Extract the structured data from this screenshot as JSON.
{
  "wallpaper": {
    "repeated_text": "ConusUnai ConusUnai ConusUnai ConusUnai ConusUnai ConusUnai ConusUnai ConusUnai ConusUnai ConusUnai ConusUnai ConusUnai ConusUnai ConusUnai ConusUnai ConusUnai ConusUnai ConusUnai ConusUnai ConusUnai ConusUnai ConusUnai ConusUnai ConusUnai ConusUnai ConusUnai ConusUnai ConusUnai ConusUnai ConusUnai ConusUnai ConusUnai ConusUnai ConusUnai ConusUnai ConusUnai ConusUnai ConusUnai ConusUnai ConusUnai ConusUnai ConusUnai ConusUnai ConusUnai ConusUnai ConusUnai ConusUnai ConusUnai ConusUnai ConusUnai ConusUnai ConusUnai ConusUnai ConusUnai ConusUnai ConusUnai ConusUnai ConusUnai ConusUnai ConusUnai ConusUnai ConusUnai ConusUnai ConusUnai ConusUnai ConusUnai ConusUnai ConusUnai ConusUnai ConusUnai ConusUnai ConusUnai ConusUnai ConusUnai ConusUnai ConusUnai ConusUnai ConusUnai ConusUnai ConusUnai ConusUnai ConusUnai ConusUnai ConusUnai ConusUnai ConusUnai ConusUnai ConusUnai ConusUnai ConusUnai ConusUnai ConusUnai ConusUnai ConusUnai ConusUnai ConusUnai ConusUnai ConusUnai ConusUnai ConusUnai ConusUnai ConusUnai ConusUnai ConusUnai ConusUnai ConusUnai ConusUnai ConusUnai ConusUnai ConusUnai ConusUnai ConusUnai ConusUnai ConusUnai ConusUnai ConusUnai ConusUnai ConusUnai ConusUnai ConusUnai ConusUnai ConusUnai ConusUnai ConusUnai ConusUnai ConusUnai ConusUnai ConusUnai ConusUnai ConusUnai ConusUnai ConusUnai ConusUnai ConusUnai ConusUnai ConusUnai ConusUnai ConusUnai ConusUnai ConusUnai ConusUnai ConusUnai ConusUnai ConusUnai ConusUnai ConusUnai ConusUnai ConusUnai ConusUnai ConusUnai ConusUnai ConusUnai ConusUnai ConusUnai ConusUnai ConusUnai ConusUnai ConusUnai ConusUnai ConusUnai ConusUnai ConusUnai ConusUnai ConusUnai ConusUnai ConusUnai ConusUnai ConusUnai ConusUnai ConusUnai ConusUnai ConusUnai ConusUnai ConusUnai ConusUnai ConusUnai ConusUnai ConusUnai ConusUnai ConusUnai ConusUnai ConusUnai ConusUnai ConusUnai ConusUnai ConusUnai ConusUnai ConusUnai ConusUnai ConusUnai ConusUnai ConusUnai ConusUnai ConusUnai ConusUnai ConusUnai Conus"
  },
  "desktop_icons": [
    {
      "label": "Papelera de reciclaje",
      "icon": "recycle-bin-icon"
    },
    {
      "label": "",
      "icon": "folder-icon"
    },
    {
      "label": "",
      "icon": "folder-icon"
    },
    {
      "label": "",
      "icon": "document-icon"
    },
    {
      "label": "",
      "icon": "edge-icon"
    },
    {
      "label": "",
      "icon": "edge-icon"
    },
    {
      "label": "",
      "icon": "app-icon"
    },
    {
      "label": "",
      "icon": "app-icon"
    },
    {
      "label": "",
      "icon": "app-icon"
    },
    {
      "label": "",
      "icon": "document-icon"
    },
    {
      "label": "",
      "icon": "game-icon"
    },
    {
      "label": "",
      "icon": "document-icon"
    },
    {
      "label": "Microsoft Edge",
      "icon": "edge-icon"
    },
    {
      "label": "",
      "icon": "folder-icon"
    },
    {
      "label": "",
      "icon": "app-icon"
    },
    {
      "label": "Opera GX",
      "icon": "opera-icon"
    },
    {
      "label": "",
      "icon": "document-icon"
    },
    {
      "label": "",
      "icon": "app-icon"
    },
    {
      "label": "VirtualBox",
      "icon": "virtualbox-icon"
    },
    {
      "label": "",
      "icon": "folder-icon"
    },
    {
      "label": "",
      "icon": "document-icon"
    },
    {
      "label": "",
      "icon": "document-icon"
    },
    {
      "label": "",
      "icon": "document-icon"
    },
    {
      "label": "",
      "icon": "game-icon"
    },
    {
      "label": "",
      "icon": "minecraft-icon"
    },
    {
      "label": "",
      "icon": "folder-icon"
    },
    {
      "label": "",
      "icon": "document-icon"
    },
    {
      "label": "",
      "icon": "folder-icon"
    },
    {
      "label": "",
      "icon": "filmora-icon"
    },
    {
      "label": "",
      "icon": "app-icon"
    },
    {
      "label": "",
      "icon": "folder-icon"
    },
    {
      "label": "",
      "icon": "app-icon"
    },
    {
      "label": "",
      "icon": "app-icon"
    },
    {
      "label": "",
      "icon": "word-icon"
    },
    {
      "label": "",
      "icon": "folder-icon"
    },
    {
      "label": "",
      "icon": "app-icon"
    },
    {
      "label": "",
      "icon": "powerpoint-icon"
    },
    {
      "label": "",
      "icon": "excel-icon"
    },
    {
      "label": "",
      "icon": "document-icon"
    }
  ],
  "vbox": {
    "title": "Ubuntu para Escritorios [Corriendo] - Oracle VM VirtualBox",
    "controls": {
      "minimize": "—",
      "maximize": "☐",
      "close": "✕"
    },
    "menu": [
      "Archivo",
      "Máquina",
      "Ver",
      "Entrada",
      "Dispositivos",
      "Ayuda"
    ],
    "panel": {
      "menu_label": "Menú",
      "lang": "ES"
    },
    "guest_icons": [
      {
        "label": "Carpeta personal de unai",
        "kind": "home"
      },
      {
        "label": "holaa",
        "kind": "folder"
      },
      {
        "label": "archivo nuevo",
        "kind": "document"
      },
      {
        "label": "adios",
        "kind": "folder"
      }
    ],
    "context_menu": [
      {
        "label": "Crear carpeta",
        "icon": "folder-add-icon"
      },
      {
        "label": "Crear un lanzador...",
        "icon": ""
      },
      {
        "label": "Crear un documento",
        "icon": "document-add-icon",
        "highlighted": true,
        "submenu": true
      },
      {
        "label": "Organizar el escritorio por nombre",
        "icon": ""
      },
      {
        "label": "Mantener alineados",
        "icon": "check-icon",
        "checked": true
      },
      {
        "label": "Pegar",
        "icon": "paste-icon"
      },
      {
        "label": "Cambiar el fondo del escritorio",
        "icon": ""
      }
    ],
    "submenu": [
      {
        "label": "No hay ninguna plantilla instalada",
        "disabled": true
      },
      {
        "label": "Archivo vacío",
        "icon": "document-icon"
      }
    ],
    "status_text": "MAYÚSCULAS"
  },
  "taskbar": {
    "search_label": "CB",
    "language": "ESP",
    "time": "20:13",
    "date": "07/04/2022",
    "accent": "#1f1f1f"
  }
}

◇ ◇ ◇ ◇

Recopy the whole listing exactly.

* [Expected output]:
Extract the structured data from this screenshot as JSON.
{
  "wallpaper": {
    "repeated_text": "ConusUnai ConusUnai ConusUnai ConusUnai ConusUnai ConusUnai ConusUnai ConusUnai ConusUnai ConusUnai ConusUnai ConusUnai ConusUnai ConusUnai ConusUnai ConusUnai ConusUnai ConusUnai ConusUnai ConusUnai ConusUnai ConusUnai ConusUnai ConusUnai ConusUnai ConusUnai ConusUnai ConusUnai ConusUnai ConusUnai ConusUnai ConusUnai ConusUnai ConusUnai ConusUnai ConusUnai ConusUnai ConusUnai ConusUnai ConusUnai ConusUnai ConusUnai ConusUnai ConusUnai ConusUnai ConusUnai ConusUnai ConusUnai ConusUnai ConusUnai ConusUnai ConusUnai ConusUnai ConusUnai ConusUnai ConusUnai ConusUnai ConusUnai ConusUnai ConusUnai ConusUnai ConusUnai ConusUnai ConusUnai ConusUnai ConusUnai ConusUnai ConusUnai ConusUnai ConusUnai ConusUnai ConusUnai ConusUnai ConusUnai ConusUnai ConusUnai ConusUnai ConusUnai ConusUnai ConusUnai ConusUnai ConusUnai ConusUnai ConusUnai ConusUnai ConusUnai ConusUnai ConusUnai ConusUnai ConusUnai ConusUnai ConusUnai ConusUnai ConusUnai ConusUnai ConusUnai ConusUnai ConusUnai ConusUnai ConusUnai ConusUnai ConusUnai ConusUnai ConusUnai ConusUnai ConusUnai ConusUnai ConusUnai ConusUnai ConusUnai ConusUnai ConusUnai ConusUnai ConusUnai ConusUnai ConusUnai ConusUnai ConusUnai ConusUnai ConusUnai ConusUnai ConusUnai ConusUnai ConusUnai ConusUnai ConusUnai ConusUnai ConusUnai ConusUnai ConusUnai ConusUnai ConusUnai ConusUnai ConusUnai ConusUnai ConusUnai ConusUnai ConusUnai ConusUnai ConusUnai ConusUnai ConusUnai ConusUnai ConusUnai ConusUnai ConusUnai ConusUnai ConusUnai ConusUnai ConusUnai ConusUnai ConusUnai ConusUnai ConusUnai ConusUnai ConusUnai ConusUnai ConusUnai ConusUnai ConusUnai ConusUnai ConusUnai ConusUnai ConusUnai ConusUnai ConusUnai ConusUnai ConusUnai ConusUnai ConusUnai ConusUnai ConusUnai ConusUnai ConusUnai ConusUnai ConusUnai ConusUnai ConusUnai ConusUnai ConusUnai ConusUnai ConusUnai ConusUnai ConusUnai ConusUnai ConusUnai ConusUnai ConusUnai ConusUnai ConusUnai ConusUnai ConusUnai ConusUnai ConusUnai ConusUnai ConusUnai Conus"
  },
  "desktop_icons": [
    {
      "label": "Papelera de reciclaje",
      "icon": "recycle-bin-icon"
    },
    {
      "label": "",
      "icon": "folder-icon"
    },
    {
      "label": "",
      "icon": "folder-icon"
    },
    {
      "label": "",
      "icon": "document-icon"
    },
    {
      "label": "",
      "icon": "edge-icon"
    },
    {
      "label": "",
      "icon": "edge-icon"
    },
    {
      "label": "",
      "icon": "app-icon"
    },
    {
      "label": "",
      "icon": "app-icon"
    },
    {
      "label": "",
      "icon": "app-icon"
    },
    {
      "label": "",
      "icon": "document-icon"
    },
    {
      "label": "",
      "icon": "game-icon"
    },
    {
      "label": "",
      "icon": "document-icon"
    },
    {
      "label": "Microsoft Edge",
      "icon": "edge-icon"
    },
    {
      "label": "",
      "icon": "folder-icon"
    },
    {
      "label": "",
      "icon": "app-icon"
    },
    {
      "label": "Opera GX",
      "icon": "opera-icon"
    },
    {
      "label": "",
      "icon": "document-icon"
    },
    {
      "label": "",
      "icon": "app-icon"
    },
    {
      "label": "VirtualBox",
      "icon": "virtualbox-icon"
    },
    {
      "label": "",
      "icon": "folder-icon"
    },
    {
      "label": "",
      "icon": "document-icon"
    },
    {
      "label": "",
      "icon": "document-icon"
    },
    {
      "label": "",
      "icon": "document-icon"
    },
    {
      "label": "",
      "icon": "game-icon"
    },
    {
      "label": "",
      "icon": "minecraft-icon"
    },
    {
      "label": "",
      "icon": "folder-icon"
    },
    {
      "label": "",
      "icon": "document-icon"
    },
    {
      "label": "",
      "icon": "folder-icon"
    },
    {
      "label": "",
      "icon": "filmora-icon"
    },
    {
      "label": "",
      "icon": "app-icon"
    },
    {
      "label": "",
      "icon": "folder-icon"
    },
    {
      "label": "",
      "icon": "app-icon"
    },
    {
      "label": "",
      "icon": "app-icon"
    },
    {
      "label": "",
      "icon": "word-icon"
    },
    {
      "label": "",
      "icon": "folder-icon"
    },
    {
      "label": "",
      "icon": "app-icon"
    },
    {
      "label": "",
      "icon": "powerpoint-icon"
    },
    {
      "label": "",
      "icon": "excel-icon"
    },
    {
      "label": "",
      "icon": "document-icon"
    }
  ],
  "vbox": {
    "title": "Ubuntu para Escritorios [Corriendo] - Oracle VM VirtualBox",
    "controls": {
      "minimize": "—",
      "maximize": "☐",
      "close": "✕"
    },
    "menu": [
      "Archivo",
      "Máquina",
      "Ver",
      "Entrada",
      "Dispositivos",
      "Ayuda"
    ],
    "panel": {
      "menu_label": "Menú",
      "lang": "ES"
    },
    "guest_icons": [
      {
        "label": "Carpeta personal de unai",
        "kind": "home"
      },
      {
        "label": "holaa",
        "kind": "folder"
      },
      {
        "label": "archivo nuevo",
        "kind": "document"
      },
      {
        "label": "adios",
        "kind": "folder"
      }
    ],
    "context_menu": [
      {
        "label": "Crear carpeta",
        "icon": "folder-add-icon"
      },
      {
        "label": "Crear un lanzador...",
        "icon": ""
      },
      {
        "label": "Crear un documento",
        "icon": "document-add-icon",
        "highlighted": true,
        "submenu": true
      },
      {
        "label": "Organizar el escritorio por nombre",
        "icon": ""
      },
      {
        "label": "Mantener alineados",
        "icon": "check-icon",
        "checked": true
      },
      {
        "label": "Pegar",
        "icon": "paste-icon"
      },
      {
        "label": "Cambiar el fondo del escritorio",
        "icon": ""
      }
    ],
    "submenu": [
      {
        "label": "No hay ninguna plantilla instalada",
        "disabled": true
      },
      {
        "label": "Archivo vacío",
        "icon": "document-icon"
      }
    ],
    "status_text": "MAYÚSCULAS"
  },
  "taskbar": {
    "search_label": "CB",
    "language": "ESP",
    "time": "20:13",
    "date": "07/04/2022",
    "accent": "#1f1f1f"
  }
}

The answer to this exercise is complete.